EXERCISE OBJECTIVE: Everything in the listing should be restated word for word.
═══ LISTED RECORDS
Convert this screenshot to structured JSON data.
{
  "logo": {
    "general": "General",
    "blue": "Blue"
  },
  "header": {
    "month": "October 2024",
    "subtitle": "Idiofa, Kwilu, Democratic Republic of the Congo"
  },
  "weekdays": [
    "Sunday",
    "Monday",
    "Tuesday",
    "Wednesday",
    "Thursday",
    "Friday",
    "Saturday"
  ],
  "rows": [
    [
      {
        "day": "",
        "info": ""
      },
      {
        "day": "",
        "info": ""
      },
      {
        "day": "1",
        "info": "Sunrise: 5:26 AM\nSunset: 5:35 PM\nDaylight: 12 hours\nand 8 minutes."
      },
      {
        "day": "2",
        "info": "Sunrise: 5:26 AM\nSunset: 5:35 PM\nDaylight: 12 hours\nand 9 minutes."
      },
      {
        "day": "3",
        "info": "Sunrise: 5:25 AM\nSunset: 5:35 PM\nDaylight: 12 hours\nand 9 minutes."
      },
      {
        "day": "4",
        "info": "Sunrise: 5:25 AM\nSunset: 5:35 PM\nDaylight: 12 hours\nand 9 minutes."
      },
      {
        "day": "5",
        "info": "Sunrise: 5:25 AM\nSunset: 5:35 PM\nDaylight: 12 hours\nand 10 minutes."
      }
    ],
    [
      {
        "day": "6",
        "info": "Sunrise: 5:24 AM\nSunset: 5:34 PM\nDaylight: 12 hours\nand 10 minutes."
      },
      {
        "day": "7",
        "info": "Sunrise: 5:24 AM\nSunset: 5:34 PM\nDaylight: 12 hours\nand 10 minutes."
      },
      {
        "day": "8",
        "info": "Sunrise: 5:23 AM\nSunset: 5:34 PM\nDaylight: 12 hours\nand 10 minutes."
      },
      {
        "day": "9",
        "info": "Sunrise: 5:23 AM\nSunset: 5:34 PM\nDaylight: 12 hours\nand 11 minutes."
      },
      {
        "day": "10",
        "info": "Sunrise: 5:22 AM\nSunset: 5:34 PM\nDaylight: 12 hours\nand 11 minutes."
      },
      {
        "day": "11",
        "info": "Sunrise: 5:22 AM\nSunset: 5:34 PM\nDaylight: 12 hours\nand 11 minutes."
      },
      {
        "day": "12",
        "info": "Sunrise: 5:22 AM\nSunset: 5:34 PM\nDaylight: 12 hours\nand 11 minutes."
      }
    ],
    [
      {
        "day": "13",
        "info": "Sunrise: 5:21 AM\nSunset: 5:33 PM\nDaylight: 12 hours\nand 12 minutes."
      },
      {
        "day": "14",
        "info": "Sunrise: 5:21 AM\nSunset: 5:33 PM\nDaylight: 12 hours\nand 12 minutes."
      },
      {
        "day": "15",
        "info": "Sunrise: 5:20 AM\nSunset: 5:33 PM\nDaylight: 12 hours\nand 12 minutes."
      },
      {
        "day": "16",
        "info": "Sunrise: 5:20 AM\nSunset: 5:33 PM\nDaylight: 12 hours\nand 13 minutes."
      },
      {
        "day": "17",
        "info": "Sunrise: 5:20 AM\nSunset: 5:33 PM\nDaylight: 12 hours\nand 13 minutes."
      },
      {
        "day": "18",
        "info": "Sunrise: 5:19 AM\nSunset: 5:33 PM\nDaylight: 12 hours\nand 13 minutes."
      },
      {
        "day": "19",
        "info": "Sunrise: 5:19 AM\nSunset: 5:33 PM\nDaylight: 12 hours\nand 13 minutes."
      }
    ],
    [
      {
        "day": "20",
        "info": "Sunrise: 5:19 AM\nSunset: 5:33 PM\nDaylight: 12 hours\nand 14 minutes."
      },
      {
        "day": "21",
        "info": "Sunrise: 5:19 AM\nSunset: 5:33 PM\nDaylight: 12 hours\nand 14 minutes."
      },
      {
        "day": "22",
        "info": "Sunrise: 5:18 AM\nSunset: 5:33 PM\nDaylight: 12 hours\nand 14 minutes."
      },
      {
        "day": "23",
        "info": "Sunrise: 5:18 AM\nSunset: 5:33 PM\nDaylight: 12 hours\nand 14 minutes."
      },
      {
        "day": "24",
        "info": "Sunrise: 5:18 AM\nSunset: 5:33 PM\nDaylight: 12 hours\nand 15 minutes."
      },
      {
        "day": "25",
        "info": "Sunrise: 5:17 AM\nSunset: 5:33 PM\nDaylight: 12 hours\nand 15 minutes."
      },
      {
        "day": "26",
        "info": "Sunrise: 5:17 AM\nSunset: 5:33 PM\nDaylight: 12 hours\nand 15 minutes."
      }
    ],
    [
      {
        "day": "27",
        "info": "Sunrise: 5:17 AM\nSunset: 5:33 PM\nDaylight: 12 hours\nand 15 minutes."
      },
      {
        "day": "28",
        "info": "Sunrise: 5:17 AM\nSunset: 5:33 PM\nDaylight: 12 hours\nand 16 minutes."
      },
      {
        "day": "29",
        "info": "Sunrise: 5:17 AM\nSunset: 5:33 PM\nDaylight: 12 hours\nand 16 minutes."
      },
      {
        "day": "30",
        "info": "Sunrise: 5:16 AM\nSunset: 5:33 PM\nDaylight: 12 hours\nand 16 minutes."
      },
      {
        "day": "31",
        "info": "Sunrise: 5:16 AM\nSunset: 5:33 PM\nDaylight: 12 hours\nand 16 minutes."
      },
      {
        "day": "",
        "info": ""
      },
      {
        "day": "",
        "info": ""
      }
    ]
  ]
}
══════
RESPONSE:
Convert this screenshot to structured JSON data.
{
  "logo": {
    "general": "General",
    "blue": "Blue"
  },
  "header": {
    "month": "October 2024",
    "subtitle": "Idiofa, Kwilu, Democratic Republic of the Congo"
  },
  "weekdays": [
    "Sunday",
    "Monday",
    "Tuesday",
    "Wednesday",
    "Thursday",
    "Friday",
    "Saturday"
  ],
  "rows": [
    [
      {
        "day": "",
        "info": ""
      },
      {
        "day": "",
        "info": ""
      },
      {
        "day": "1",
        "info": "Sunrise: 5:26 AM\nSunset: 5:35 PM\nDaylight: 12 hours\nand 8 minutes."
      },
      {
        "day": "2",
        "info": "Sunrise: 5:26 AM\nSunset: 5:35 PM\nDaylight: 12 hours\nand 9 minutes."
      },
      {
        "day": "3",
        "info": "Sunrise: 5:25 AM\nSunset: 5:35 PM\nDaylight: 12 hours\nand 9 minutes."
      },
      {
        "day": "4",
        "info": "Sunrise: 5:25 AM\nSunset: 5:35 PM\nDaylight: 12 hours\nand 9 minutes."
      },
      {
        "day": "5",
        "info": "Sunrise: 5:25 AM\nSunset: 5:35 PM\nDaylight: 12 hours\nand 10 minutes."
      }
    ],
    [
      {
        "day": "6",
        "info": "Sunrise: 5:24 AM\nSunset: 5:34 PM\nDaylight: 12 hours\nand 10 minutes."
      },
      {
        "day": "7",
        "info": "Sunrise: 5:24 AM\nSunset: 5:34 PM\nDaylight: 12 hours\nand 10 minutes."
      },
      {
        "day": "8",
        "info": "Sunrise: 5:23 AM\nSunset: 5:34 PM\nDaylight: 12 hours\nand 10 minutes."
      },
      {
        "day": "9",
        "info": "Sunrise: 5:23 AM\nSunset: 5:34 PM\nDaylight: 12 hours\nand 11 minutes."
      },
      {
        "day": "10",
        "info": "Sunrise: 5:22 AM\nSunset: 5:34 PM\nDaylight: 12 hours\nand 11 minutes."
      },
      {
        "day": "11",
        "info": "Sunrise: 5:22 AM\nSunset: 5:34 PM\nDaylight: 12 hours\nand 11 minutes."
      },
      {
        "day": "12",
        "info": "Sunrise: 5:22 AM\nSunset: 5:34 PM\nDaylight: 12 hours\nand 11 minutes."
      }
    ],
    [
      {
        "day": "13",
        "info": "Sunrise: 5:21 AM\nSunset: 5:33 PM\nDaylight: 12 hours\nand 12 minutes."
      },
      {
        "day": "14",
        "info": "Sunrise: 5:21 AM\nSunset: 5:33 PM\nDaylight: 12 hours\nand 12 minutes."
      },
      {
        "day": "15",
        "info": "Sunrise: 5:20 AM\nSunset: 5:33 PM\nDaylight: 12 hours\nand 12 minutes."
      },
      {
        "day": "16",
        "info": "Sunrise: 5:20 AM\nSunset: 5:33 PM\nDaylight: 12 hours\nand 13 minutes."
      },
      {
        "day": "17",
        "info": "Sunrise: 5:20 AM\nSunset: 5:33 PM\nDaylight: 12 hours\nand 13 minutes."
      },
      {
        "day": "18",
        "info": "Sunrise: 5:19 AM\nSunset: 5:33 PM\nDaylight: 12 hours\nand 13 minutes."
      },
      {
        "day": "19",
        "info": "Sunrise: 5:19 AM\nSunset: 5:33 PM\nDaylight: 12 hours\nand 13 minutes."
      }
    ],
    [
      {
        "day": "20",
        "info": "Sunrise: 5:19 AM\nSunset: 5:33 PM\nDaylight: 12 hours\nand 14 minutes."
      },
      {
        "day": "21",
        "info": "Sunrise: 5:19 AM\nSunset: 5:33 PM\nDaylight: 12 hours\nand 14 minutes."
      },
      {
        "day": "22",
        "info": "Sunrise: 5:18 AM\nSunset: 5:33 PM\nDaylight: 12 hours\nand 14 minutes."
      },
      {
        "day": "23",
        "info": "Sunrise: 5:18 AM\nSunset: 5:33 PM\nDaylight: 12 hours\nand 14 minutes."
      },
      {
        "day": "24",
        "info": "Sunrise: 5:18 AM\nSunset: 5:33 PM\nDaylight: 12 hours\nand 15 minutes."
      },
      {
        "day": "25",
        "info": "Sunrise: 5:17 AM\nSunset: 5:33 PM\nDaylight: 12 hours\nand 15 minutes."
      },
      {
        "day": "26",
        "info": "Sunrise: 5:17 AM\nSunset: 5:33 PM\nDaylight: 12 hours\nand 15 minutes."
      }
    ],
    [
      {
        "day": "27",
        "info": "Sunrise: 5:17 AM\nSunset: 5:33 PM\nDaylight: 12 hours\nand 15 minutes."
      },
      {
        "day": "28",
        "info": "Sunrise: 5:17 AM\nSunset: 5:33 PM\nDaylight: 12 hours\nand 16 minutes."
      },
      {
        "day": "29",
        "info": "Sunrise: 5:17 AM\nSunset: 5:33 PM\nDaylight: 12 hours\nand 16 minutes."
      },
      {
        "day": "30",
        "info": "Sunrise: 5:16 AM\nSunset: 5:33 PM\nDaylight: 12 hours\nand 16 minutes."
      },
      {
        "day": "31",
        "info": "Sunrise: 5:16 AM\nSunset: 5:33 PM\nDaylight: 12 hours\nand 16 minutes."
      },
      {
        "day": "",
        "info": ""
      },
      {
        "day": "",
        "info": ""
      }
    ]
  ]
}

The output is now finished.